Exercise requirements: Whichever lines of the entries hold the word "Samuel" should be identified and copied.

Data:
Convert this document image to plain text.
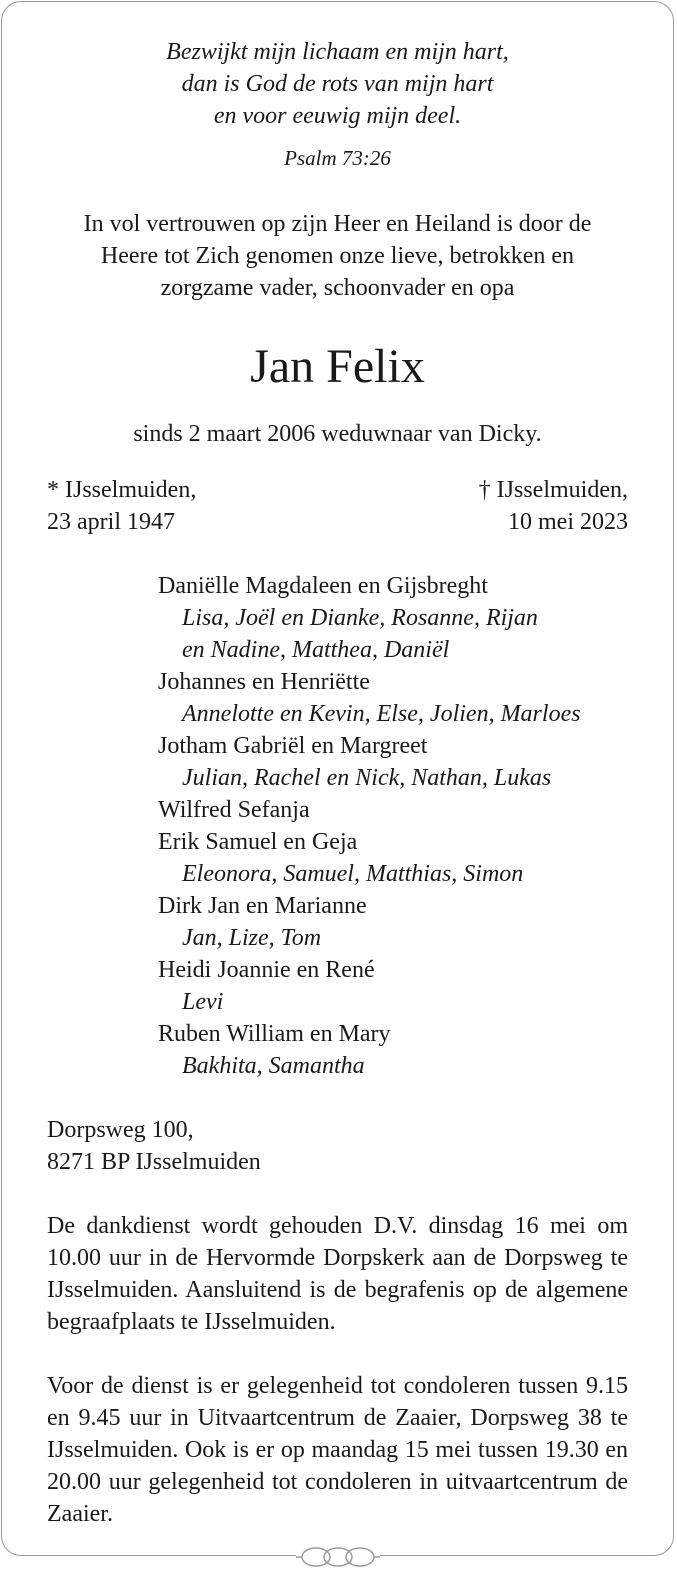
Bezwijkt mijn lichaam en mijn hart,
dan is God de rots van mijn hart
en voor eeuwig mijn deel.
Psalm 73:26
In vol vertrouwen op zijn Heer en Heiland is door de
Heere tot Zich genomen onze lieve, betrokken en
zorgzame vader, schoonvader en opa
Jan Felix
sinds 2 maart 2006 weduwnaar van Dicky.
* IJsselmuiden,
23 april 1947
† IJsselmuiden,
10 mei 2023
Daniëlle Magdaleen en Gijsbreght
Lisa, Joël en Dianke, Rosanne, Rijan
en Nadine, Matthea, Daniël
Johannes en Henriëtte
Annelotte en Kevin, Else, Jolien, Marloes
Jotham Gabriël en Margreet
Julian, Rachel en Nick, Nathan, Lukas
Wilfred Sefanja
Erik Samuel en Geja
Eleonora, Samuel, Matthias, Simon
Dirk Jan en Marianne
Jan, Lize, Tom
Heidi Joannie en René
Levi
Ruben William en Mary
Bakhita, Samantha
Dorpsweg 100,
8271 BP IJsselmuiden
De dankdienst wordt gehouden D.V. dinsdag 16 mei om 10.00 uur in de Hervormde Dorpskerk aan de Dorpsweg te IJsselmuiden. Aansluitend is de begrafenis op de algemene begraafplaats te IJsselmuiden.
Voor de dienst is er gelegenheid tot condoleren tussen 9.15 en 9.45 uur in Uitvaartcentrum de Zaaier, Dorpsweg 38 te IJsselmuiden. Ook is er op maandag 15 mei tussen 19.30 en 20.00 uur gelegenheid tot condoleren in uitvaartcentrum de Zaaier.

Solution to this exercise:
Erik Samuel en Geja
Eleonora, Samuel, Matthias, Simon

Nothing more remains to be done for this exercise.